▶ [Goal]: Return all entries precisely as they stand, without the images.

---------- Input

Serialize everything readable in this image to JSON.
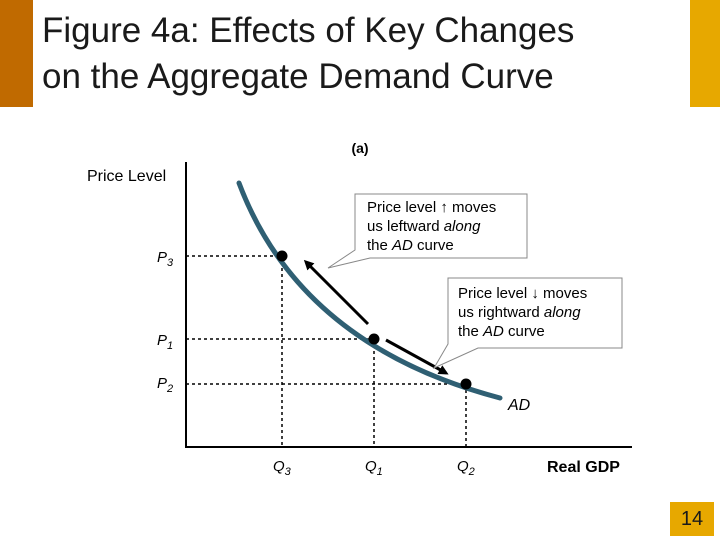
{
  "title_line1": "Figure 4a:  Effects of Key Changes",
  "title_line2": "on the Aggregate Demand Curve",
  "panel_label": "(a)",
  "y_axis_label": "Price Level",
  "x_axis_label": "Real GDP",
  "curve_label": "AD",
  "price_labels": [
    {
      "main": "P",
      "sub": "3"
    },
    {
      "main": "P",
      "sub": "1"
    },
    {
      "main": "P",
      "sub": "2"
    }
  ],
  "quantity_labels": [
    {
      "main": "Q",
      "sub": "3"
    },
    {
      "main": "Q",
      "sub": "1"
    },
    {
      "main": "Q",
      "sub": "2"
    }
  ],
  "callout_up": {
    "line1": "Price level ↑ moves",
    "line2_plain": "us leftward ",
    "line2_italic": "along",
    "line3_plain": "the ",
    "line3_italic": "AD",
    "line3_end": " curve"
  },
  "callout_down": {
    "line1": "Price level ↓ moves",
    "line2_plain": "us rightward ",
    "line2_italic": "along",
    "line3_plain": "the ",
    "line3_italic": "AD",
    "line3_end": " curve"
  },
  "page_number": "14",
  "colors": {
    "accent": "#e7a800",
    "accent_dark": "#c06a00",
    "curve": "#2f5f73",
    "callout_fill": "#ffffff"
  }
}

--------------------

▶ [Solution to this exercise]:
Serialize everything readable in this image to JSON.
{
  "title_line1": "Figure 4a:  Effects of Key Changes",
  "title_line2": "on the Aggregate Demand Curve",
  "panel_label": "(a)",
  "y_axis_label": "Price Level",
  "x_axis_label": "Real GDP",
  "curve_label": "AD",
  "price_labels": [
    {
      "main": "P",
      "sub": "3"
    },
    {
      "main": "P",
      "sub": "1"
    },
    {
      "main": "P",
      "sub": "2"
    }
  ],
  "quantity_labels": [
    {
      "main": "Q",
      "sub": "3"
    },
    {
      "main": "Q",
      "sub": "1"
    },
    {
      "main": "Q",
      "sub": "2"
    }
  ],
  "callout_up": {
    "line1": "Price level ↑ moves",
    "line2_plain": "us leftward ",
    "line2_italic": "along",
    "line3_plain": "the ",
    "line3_italic": "AD",
    "line3_end": " curve"
  },
  "callout_down": {
    "line1": "Price level ↓ moves",
    "line2_plain": "us rightward ",
    "line2_italic": "along",
    "line3_plain": "the ",
    "line3_italic": "AD",
    "line3_end": " curve"
  },
  "page_number": "14",
  "colors": {
    "accent": "#e7a800",
    "accent_dark": "#c06a00",
    "curve": "#2f5f73",
    "callout_fill": "#ffffff"
  }
}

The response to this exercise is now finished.